▸ **INSTRUCTIONS TO FOLLOW**
From the listing that follows, output everything exactly except the pictures.

━━━━━━

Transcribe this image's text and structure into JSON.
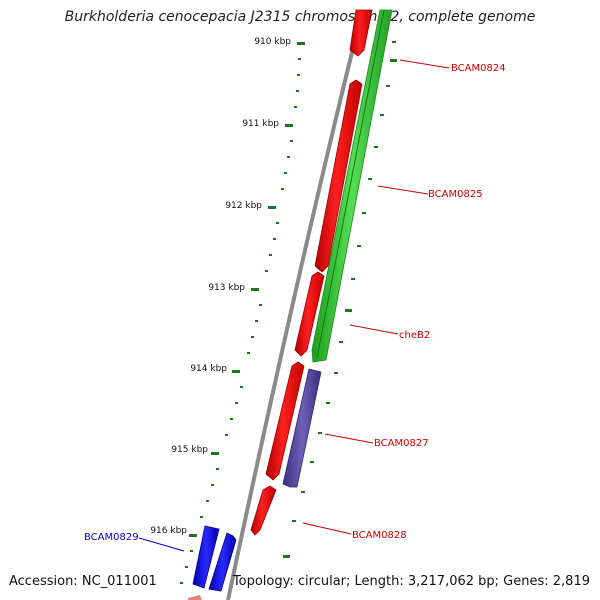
{
  "title": "Burkholderia cenocepacia J2315 chromosome 2, complete genome",
  "footer": {
    "accession_label": "Accession:",
    "accession": "NC_011001",
    "topology_text": "Topology: circular; Length: 3,217,062 bp; Genes: 2,819"
  },
  "ruler": {
    "unit": "kbp",
    "ticks": [
      "910 kbp",
      "911 kbp",
      "912 kbp",
      "913 kbp",
      "914 kbp",
      "915 kbp",
      "916 kbp"
    ]
  },
  "genes": [
    {
      "name": "BCAM0824",
      "color": "#cc0000"
    },
    {
      "name": "BCAM0825",
      "color": "#cc0000"
    },
    {
      "name": "cheB2",
      "color": "#cc0000"
    },
    {
      "name": "BCAM0827",
      "color": "#cc0000"
    },
    {
      "name": "BCAM0828",
      "color": "#cc0000"
    },
    {
      "name": "BCAM0829",
      "color": "#0000cc"
    }
  ],
  "colors": {
    "forward_gene": "#ff0000",
    "reverse_gene": "#33cc33",
    "other_gene": "#5a4aa0",
    "blue_gene": "#0000ee",
    "backbone": "#888888",
    "tick": "#1a7a1a"
  }
}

━━━━━━

▸ **EXERCISE ANSWER**
Transcribe this image's text and structure into JSON.
{
  "title": "Burkholderia cenocepacia J2315 chromosome 2, complete genome",
  "footer": {
    "accession_label": "Accession:",
    "accession": "NC_011001",
    "topology_text": "Topology: circular; Length: 3,217,062 bp; Genes: 2,819"
  },
  "ruler": {
    "unit": "kbp",
    "ticks": [
      "910 kbp",
      "911 kbp",
      "912 kbp",
      "913 kbp",
      "914 kbp",
      "915 kbp",
      "916 kbp"
    ]
  },
  "genes": [
    {
      "name": "BCAM0824",
      "color": "#cc0000"
    },
    {
      "name": "BCAM0825",
      "color": "#cc0000"
    },
    {
      "name": "cheB2",
      "color": "#cc0000"
    },
    {
      "name": "BCAM0827",
      "color": "#cc0000"
    },
    {
      "name": "BCAM0828",
      "color": "#cc0000"
    },
    {
      "name": "BCAM0829",
      "color": "#0000cc"
    }
  ],
  "colors": {
    "forward_gene": "#ff0000",
    "reverse_gene": "#33cc33",
    "other_gene": "#5a4aa0",
    "blue_gene": "#0000ee",
    "backbone": "#888888",
    "tick": "#1a7a1a"
  }
}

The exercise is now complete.